• [TASK TO COMPLETE]
Check each line for the word "étaient" and report how many have it. Give nothing else.

• [GIVEN RECORDS]
☆ ☆ ☆ ☆ ☆ ☆ ☆

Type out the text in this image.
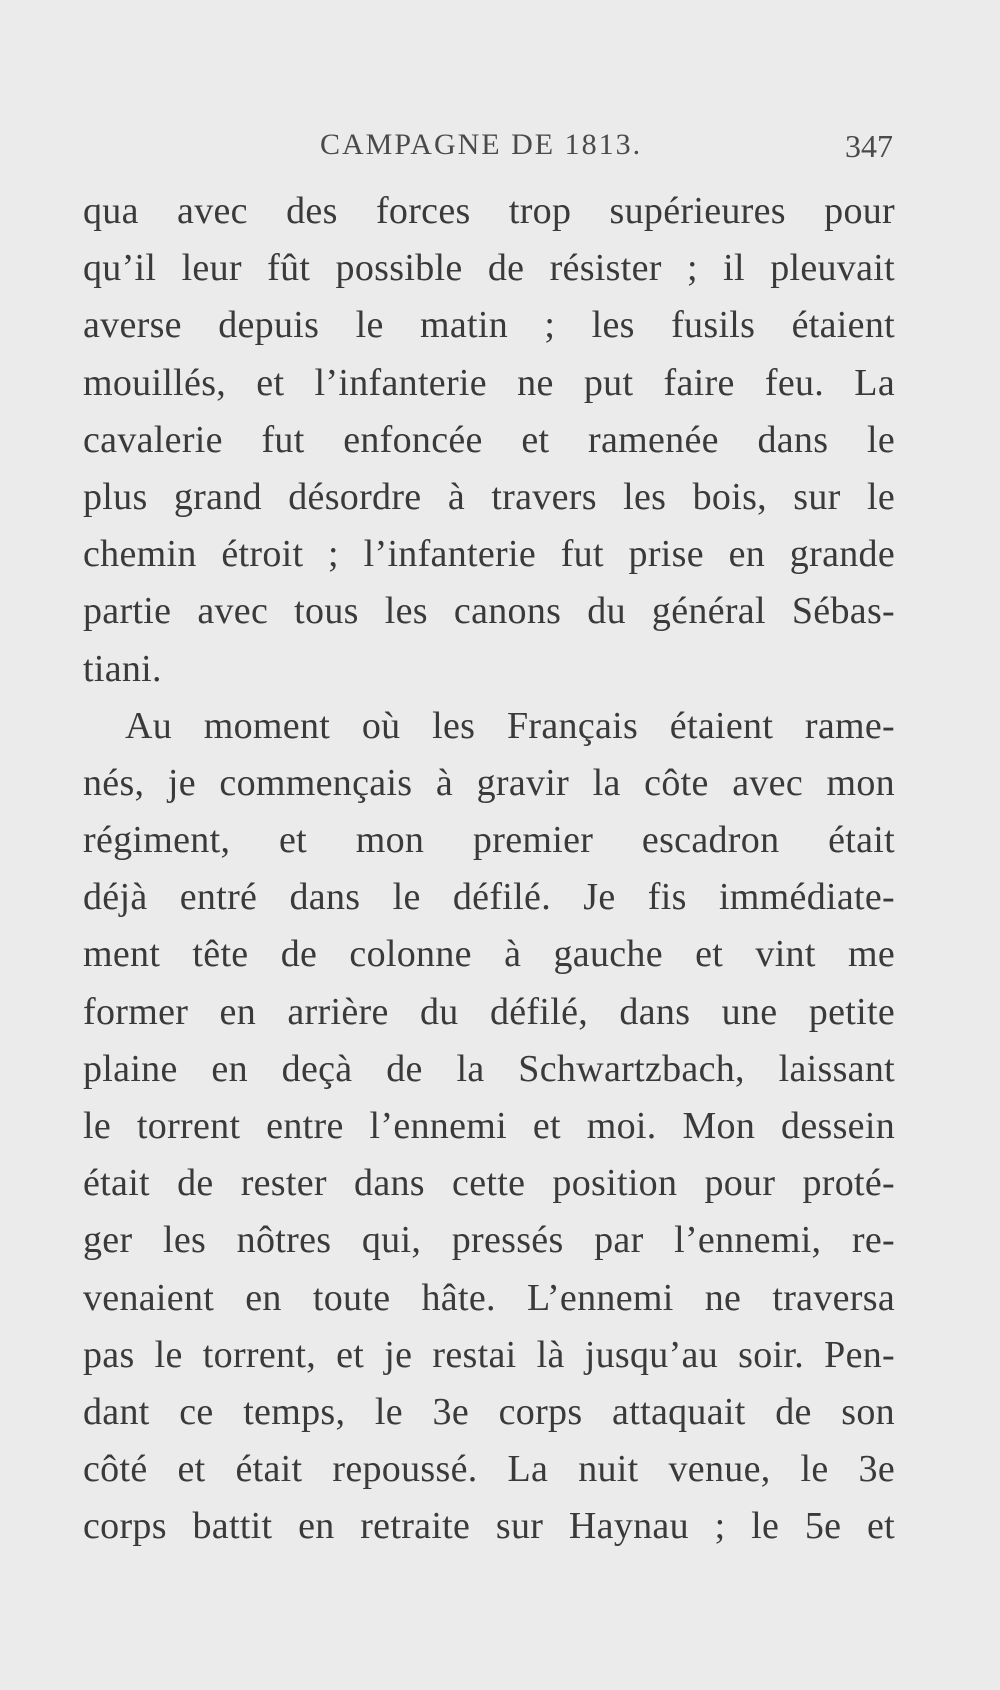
CAMPAGNE DE 1813.	347
qua avec des forces trop supérieures pour
qu’il leur fût possible de résister ; il pleuvait
averse depuis le matin ; les fusils étaient
mouillés, et l’infanterie ne put faire feu. La
cavalerie fut enfoncée et ramenée dans le
plus grand désordre à travers les bois, sur le
chemin étroit ; l’infanterie fut prise en grande
partie avec tous les canons du général Sébas-
tiani.
Au moment où les Français étaient rame-
nés, je commençais à gravir la côte avec mon
régiment, et mon premier escadron était
déjà entré dans le défilé. Je fis immédiate-
ment tête de colonne à gauche et vint me
former en arrière du défilé, dans une petite
plaine en deçà de la Schwartzbach, laissant
le torrent entre l’ennemi et moi. Mon dessein
était de rester dans cette position pour proté-
ger les nôtres qui, pressés par l’ennemi, re-
venaient en toute hâte. L’ennemi ne traversa
pas le torrent, et je restai là jusqu’au soir. Pen-
dant ce temps, le 3e corps attaquait de son
côté et était repoussé. La nuit venue, le 3e
corps battit en retraite sur Haynau ; le 5e et
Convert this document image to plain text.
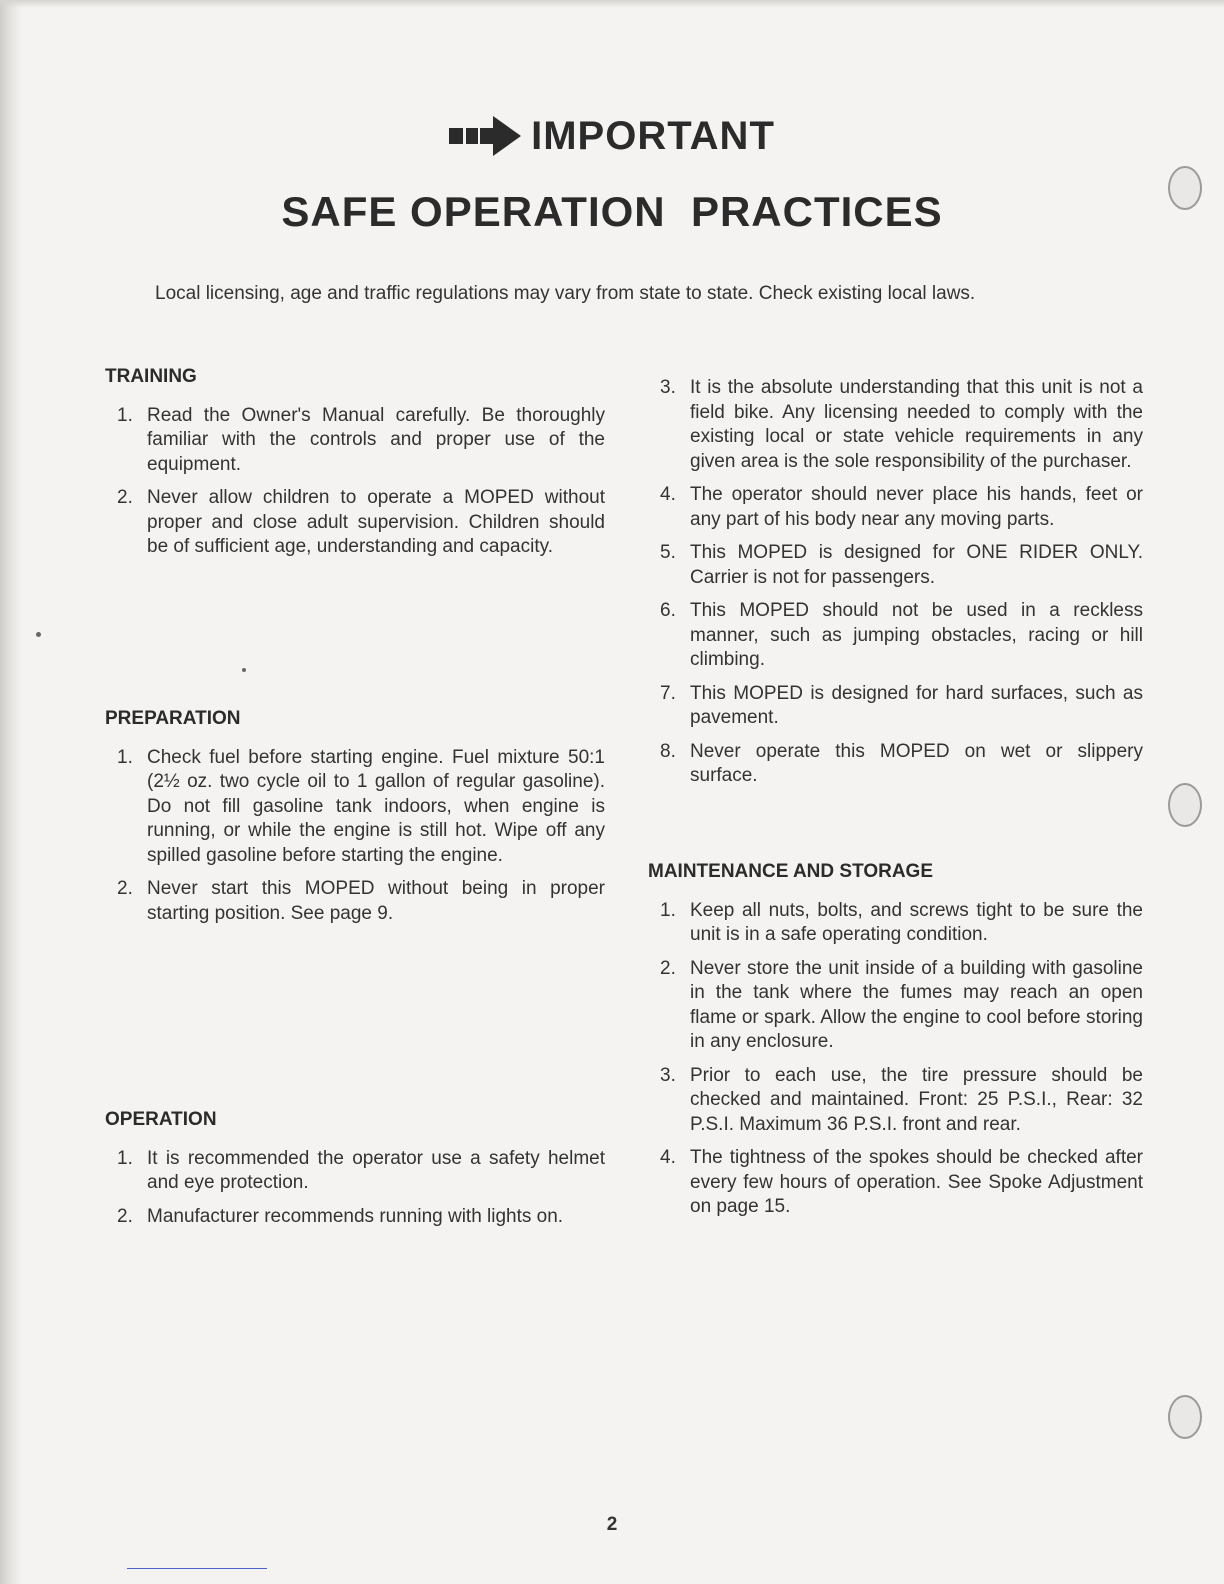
IMPORTANT
SAFE OPERATION  PRACTICES
Local licensing, age and traffic regulations may vary from state to state. Check existing local laws.
TRAINING
1. Read the Owner's Manual carefully. Be thoroughly familiar with the controls and proper use of the equipment.
2. Never allow children to operate a MOPED without proper and close adult supervision. Children should be of sufficient age, understanding and capacity.
PREPARATION
1. Check fuel before starting engine. Fuel mixture 50:1 (2½ oz. two cycle oil to 1 gallon of regular gasoline). Do not fill gasoline tank indoors, when engine is running, or while the engine is still hot. Wipe off any spilled gasoline before starting the engine.
2. Never start this MOPED without being in proper starting position. See page 9.
OPERATION
1. It is recommended the operator use a safety helmet and eye protection.
2. Manufacturer recommends running with lights on.
3. It is the absolute understanding that this unit is not a field bike. Any licensing needed to comply with the existing local or state vehicle requirements in any given area is the sole responsibility of the purchaser.
4. The operator should never place his hands, feet or any part of his body near any moving parts.
5. This MOPED is designed for ONE RIDER ONLY. Carrier is not for passengers.
6. This MOPED should not be used in a reckless manner, such as jumping obstacles, racing or hill climbing.
7. This MOPED is designed for hard surfaces, such as pavement.
8. Never operate this MOPED on wet or slippery surface.
MAINTENANCE AND STORAGE
1. Keep all nuts, bolts, and screws tight to be sure the unit is in a safe operating condition.
2. Never store the unit inside of a building with gasoline in the tank where the fumes may reach an open flame or spark. Allow the engine to cool before storing in any enclosure.
3. Prior to each use, the tire pressure should be checked and maintained. Front: 25 P.S.I., Rear: 32 P.S.I. Maximum 36 P.S.I. front and rear.
4. The tightness of the spokes should be checked after every few hours of operation. See Spoke Adjustment on page 15.
2
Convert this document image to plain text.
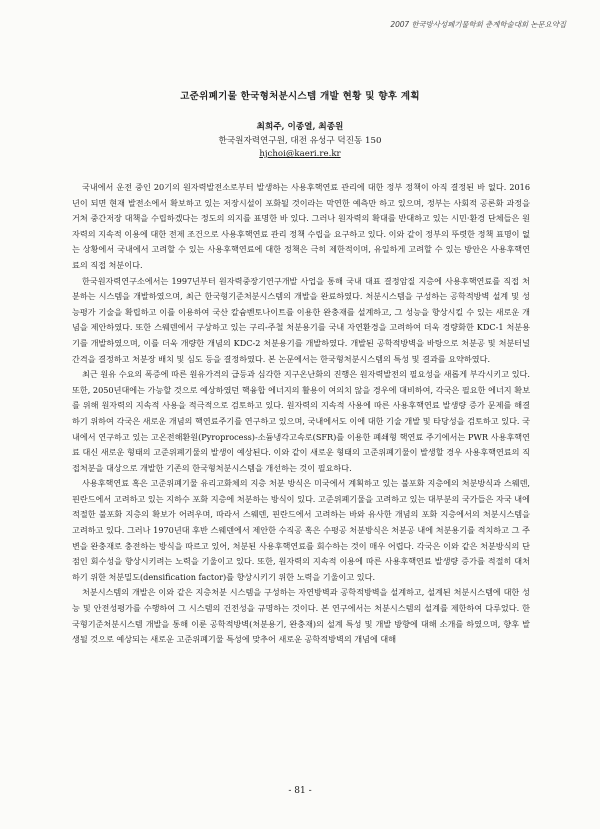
2007 한국방사성폐기물학회 춘계학술대회 논문요약집
고준위폐기물 한국형처분시스템 개발 현황 및 향후 계획
최희주, 이종열, 최종원
한국원자력연구원, 대전 유성구 덕진동 150
hjchoi@kaeri.re.kr

국내에서 운전 중인 20기의 원자력발전소로부터 발생하는 사용후핵연료 관리에 대한 정부 정책이 아직 결정된 바 없다. 2016년이 되면 현재 발전소에서 확보하고 있는 저장시설이 포화될 것이라는 막연한 예측만 하고 있으며, 정부는 사회적 공론화 과정을 거쳐 중간저장 대책을 수립하겠다는 정도의 의지를 표명한 바 있다. 그러나 원자력의 확대를 반대하고 있는 시민·환경 단체들은 원자력의 지속적 이용에 대한 전제 조건으로 사용후핵연료 관리 정책 수립을 요구하고 있다. 이와 같이 정부의 뚜렷한 정책 표명이 없는 상황에서 국내에서 고려할 수 있는 사용후핵연료에 대한 정책은 극히 제한적이며, 유일하게 고려할 수 있는 방안은 사용후핵연료의 직접 처분이다.

한국원자력연구소에서는 1997년부터 원자력중장기연구개발 사업을 통해 국내 대표 결정암질 지층에 사용후핵연료를 직접 처분하는 시스템을 개발하였으며, 최근 한국형기준처분시스템의 개발을 완료하였다. 처분시스템을 구성하는 공학적방벽 설계 및 성능평가 기술을 확립하고 이를 이용하여 국산 칼슘벤토나이트를 이용한 완충재를 설계하고, 그 성능을 향상시킬 수 있는 새로운 개념을 제안하였다. 또한 스웨덴에서 구상하고 있는 구리-주철 처분용기를 국내 자연환경을 고려하여 더욱 경량화한 KDC-1 처분용기를 개발하였으며, 이를 더욱 개량한 개념의 KDC-2 처분용기를 개발하였다. 개발된 공학적방벽을 바탕으로 처분공 및 처분터널 간격을 결정하고 처분장 배치 및 심도 등을 결정하였다. 본 논문에서는 한국형처분시스템의 특성 및 결과를 요약하였다.

최근 원유 수요의 폭증에 따른 원유가격의 급등과 심각한 지구온난화의 진행은 원자력발전의 필요성을 새롭게 부각시키고 있다. 또한, 2050년대에는 가능할 것으로 예상하였던 핵융합 에너지의 활용이 여의치 않을 경우에 대비하여, 각국은 필요한 에너지 확보를 위해 원자력의 지속적 사용을 적극적으로 검토하고 있다. 원자력의 지속적 사용에 따른 사용후핵연료 발생량 증가 문제를 해결하기 위하여 각국은 새로운 개념의 핵연료주기를 연구하고 있으며, 국내에서도 이에 대한 기술 개발 및 타당성을 검토하고 있다. 국내에서 연구하고 있는 고온전해환원(Pyroprocess)-소듐냉각고속로(SFR)를 이용한 폐쇄형 핵연료 주기에서는 PWR 사용후핵연료 대신 새로운 형태의 고준위폐기물의 발생이 예상된다. 이와 같이 새로운 형태의 고준위폐기물이 발생할 경우 사용후핵연료의 직접처분을 대상으로 개발한 기존의 한국형처분시스템을 개선하는 것이 필요하다.

사용후핵연료 혹은 고준위폐기물 유리고화체의 지층 처분 방식은 미국에서 계획하고 있는 불포화 지층에의 처분방식과 스웨덴, 핀란드에서 고려하고 있는 지하수 포화 지층에 처분하는 방식이 있다. 고준위폐기물을 고려하고 있는 대부분의 국가들은 자국 내에 적절한 불포화 지층의 확보가 어려우며, 따라서 스웨덴, 핀란드에서 고려하는 바와 유사한 개념의 포화 지층에서의 처분시스템을 고려하고 있다. 그러나 1970년대 후반 스웨덴에서 제안한 수직공 혹은 수평공 처분방식은 처분공 내에 처분용기를 적치하고 그 주변을 완충재로 충전하는 방식을 따르고 있어, 처분된 사용후핵연료를 회수하는 것이 매우 어렵다. 각국은 이와 같은 처분방식의 단점인 회수성을 향상시키려는 노력을 기울이고 있다. 또한, 원자력의 지속적 이용에 따른 사용후핵연료 발생량 증가를 적절히 대처하기 위한 처분밀도(densification factor)를 향상시키기 위한 노력을 기울이고 있다.

처분시스템의 개발은 이와 같은 지층처분 시스템을 구성하는 자연방벽과 공학적방벽을 설계하고, 설계된 처분시스템에 대한 성능 및 안전성평가를 수행하여 그 시스템의 건전성을 규명하는 것이다. 본 연구에서는 처분시스템의 설계를 제한하여 다루었다. 한국형기준처분시스템 개발을 통해 이룬 공학적방벽(처분용기, 완충재)의 설계 특성 및 개발 방향에 대해 소개를 하였으며, 향후 발생될 것으로 예상되는 새로운 고준위폐기물 특성에 맞추어 새로운 공학적방벽의 개념에 대해

- 81 -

☆ ☆ ☆ ☆ ☆ ☆ ☆

• [EXERCISE RESPONSE]
2